> **YOUR TASK**: From the listing below, work out how many lines contain "Indonesia". Reply with that number only.

> **RAW DATA**:
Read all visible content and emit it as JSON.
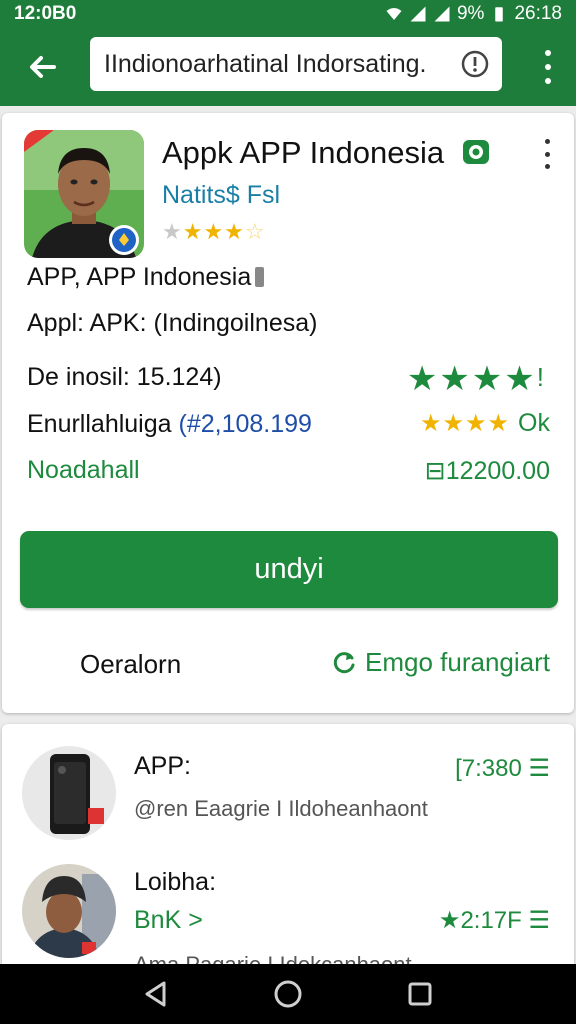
{
  "status_bar": {
    "time": "12:0B0",
    "battery": "9%",
    "clock_right": "26:18"
  },
  "toolbar": {
    "search_value": "IIndionoarhatinal Indorsating.",
    "back_icon": "arrow-back-icon",
    "info_icon": "info-icon",
    "menu_icon": "more-vert-icon"
  },
  "app": {
    "title": "Appk APP Indonesia",
    "developer": "Natits$ Fsl",
    "rating_stars": 3.5,
    "line1": "APP, APP Indonesia",
    "line2": "Appl: APK: (Indingoilnesa)",
    "downloads_label": "De inosil: 15.124)",
    "price_label": "Enurllahluiga",
    "price_value": "(#2,108.199",
    "status_label": "Noadahall",
    "rating_big": "★★★★",
    "rating_big_tail": "!",
    "rating_count": "Ok",
    "size": "⊟12200.00",
    "install_label": "undyi",
    "detail_label": "Oeralorn",
    "share_label": "Emgo furangiart"
  },
  "related": [
    {
      "title": "APP:",
      "subtitle": "@ren Eaagrie I Ildoheanhaont",
      "meta": "[7:380 ☰"
    },
    {
      "title": "Loibha:",
      "tag": "BnK >",
      "subtitle": "Ama Pagarie I Idokcanhaont",
      "meta": "★2:17F ☰"
    }
  ],
  "colors": {
    "primary": "#1e7d3a",
    "accent_green": "#1e8a3d",
    "link_blue": "#1a7fa6",
    "star_yellow": "#f0b400"
  }
}
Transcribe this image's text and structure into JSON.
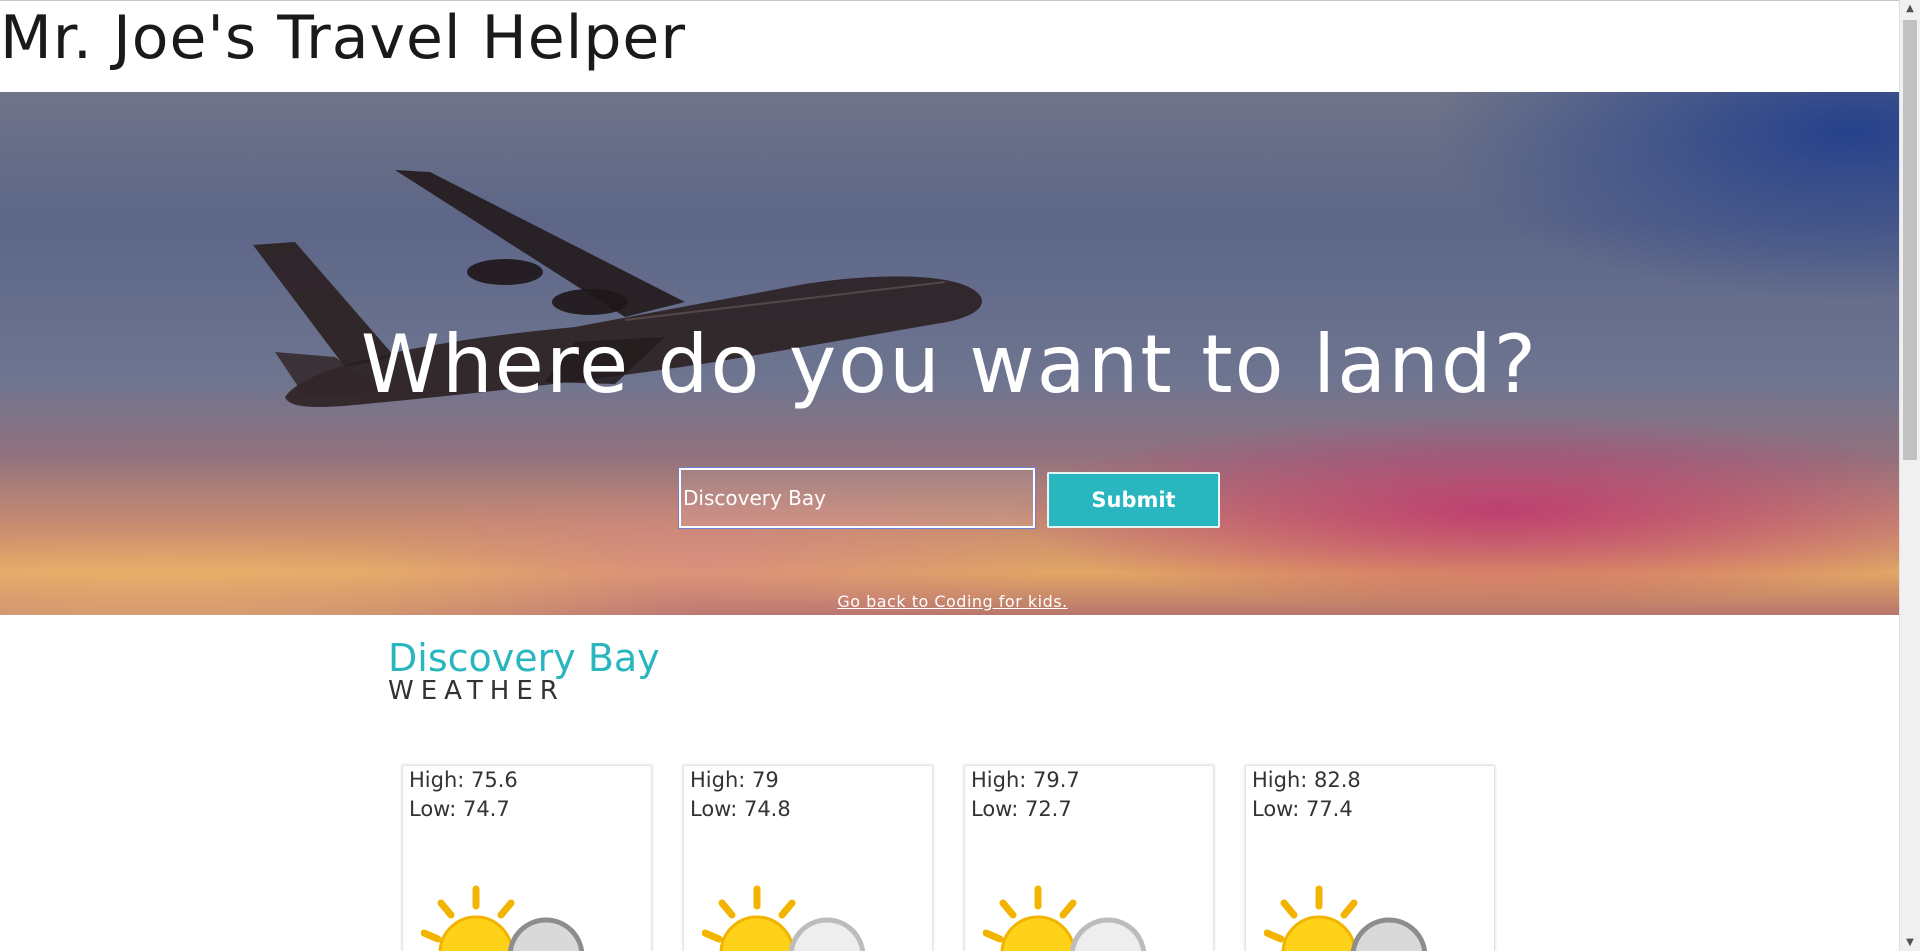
{
  "site": {
    "title": "Mr. Joe's Travel Helper"
  },
  "hero": {
    "heading": "Where do you want to land?",
    "search_value": "Discovery Bay",
    "submit_label": "Submit",
    "back_link": "Go back to Coding for kids."
  },
  "weather": {
    "city": "Discovery Bay",
    "label": "WEATHER",
    "forecast": [
      {
        "high": "High: 75.6",
        "low": "Low: 74.7",
        "icon": "partly-cloudy-icon"
      },
      {
        "high": "High: 79",
        "low": "Low: 74.8",
        "icon": "partly-cloudy-icon"
      },
      {
        "high": "High: 79.7",
        "low": "Low: 72.7",
        "icon": "partly-cloudy-icon"
      },
      {
        "high": "High: 82.8",
        "low": "Low: 77.4",
        "icon": "partly-cloudy-icon"
      }
    ]
  },
  "colors": {
    "accent": "#2ab6bf",
    "text": "#333333"
  },
  "scrollbar": {
    "up_icon": "scroll-up-arrow-icon",
    "down_icon": "scroll-down-arrow-icon"
  }
}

> **EXPECTED OUTPUT**: 2